▶ [WRITTEN REQUEST] Read the lines that follow and pick out every one containing the word "切实提高管理水平".

▶ [LISTED ENTRIES]
****************

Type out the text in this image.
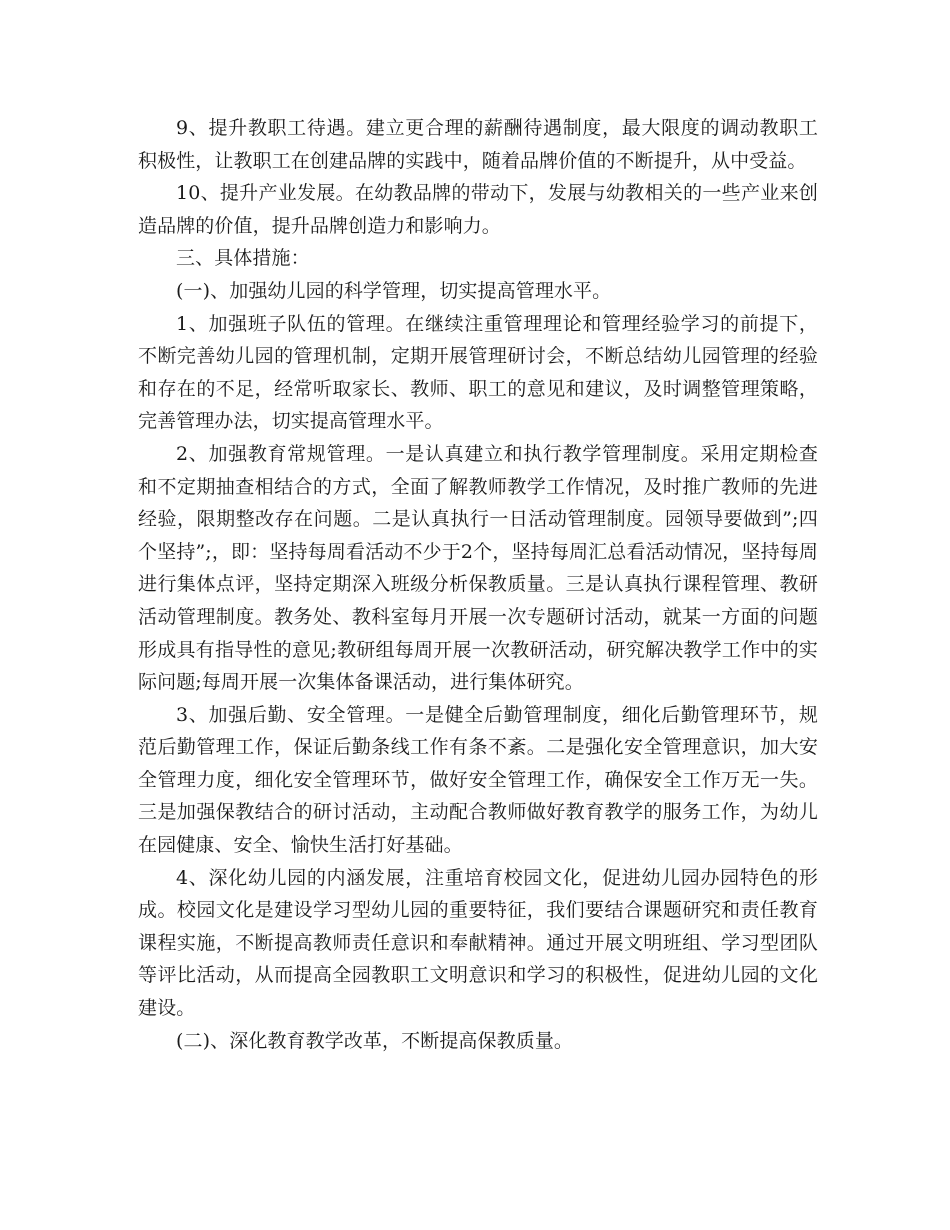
9、提升教职工待遇。建立更合理的薪酬待遇制度，最大限度的调动教职工积极性，让教职工在创建品牌的实践中，随着品牌价值的不断提升，从中受益。

10、提升产业发展。在幼教品牌的带动下，发展与幼教相关的一些产业来创造品牌的价值，提升品牌创造力和影响力。

三、具体措施：

(一)、加强幼儿园的科学管理，切实提高管理水平。

1、加强班子队伍的管理。在继续注重管理理论和管理经验学习的前提下，不断完善幼儿园的管理机制，定期开展管理研讨会，不断总结幼儿园管理的经验和存在的不足，经常听取家长、教师、职工的意见和建议，及时调整管理策略，完善管理办法，切实提高管理水平。

2、加强教育常规管理。一是认真建立和执行教学管理制度。采用定期检查和不定期抽查相结合的方式，全面了解教师教学工作情况，及时推广教师的先进经验，限期整改存在问题。二是认真执行一日活动管理制度。园领导要做到”;四个坚持”;，即：坚持每周看活动不少于2个，坚持每周汇总看活动情况，坚持每周进行集体点评，坚持定期深入班级分析保教质量。三是认真执行课程管理、教研活动管理制度。教务处、教科室每月开展一次专题研讨活动，就某一方面的问题形成具有指导性的意见;教研组每周开展一次教研活动，研究解决教学工作中的实际问题;每周开展一次集体备课活动，进行集体研究。

3、加强后勤、安全管理。一是健全后勤管理制度，细化后勤管理环节，规范后勤管理工作，保证后勤条线工作有条不紊。二是强化安全管理意识，加大安全管理力度，细化安全管理环节，做好安全管理工作，确保安全工作万无一失。三是加强保教结合的研讨活动，主动配合教师做好教育教学的服务工作，为幼儿在园健康、安全、愉快生活打好基础。

4、深化幼儿园的内涵发展，注重培育校园文化，促进幼儿园办园特色的形成。校园文化是建设学习型幼儿园的重要特征，我们要结合课题研究和责任教育课程实施，不断提高教师责任意识和奉献精神。通过开展文明班组、学习型团队等评比活动，从而提高全园教职工文明意识和学习的积极性，促进幼儿园的文化建设。

(二)、深化教育教学改革，不断提高保教质量。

****************

▶ [EXERCISE OUTPUT]
(一)、加强幼儿园的科学管理，切实提高管理水平。
1、加强班子队伍的管理。在继续注重管理理论和管理经验学习的前提下，不断完善幼儿园的管理机制，定期开展管理研讨会，不断总结幼儿园管理的经验和存在的不足，经常听取家长、教师、职工的意见和建议，及时调整管理策略，完善管理办法，切实提高管理水平。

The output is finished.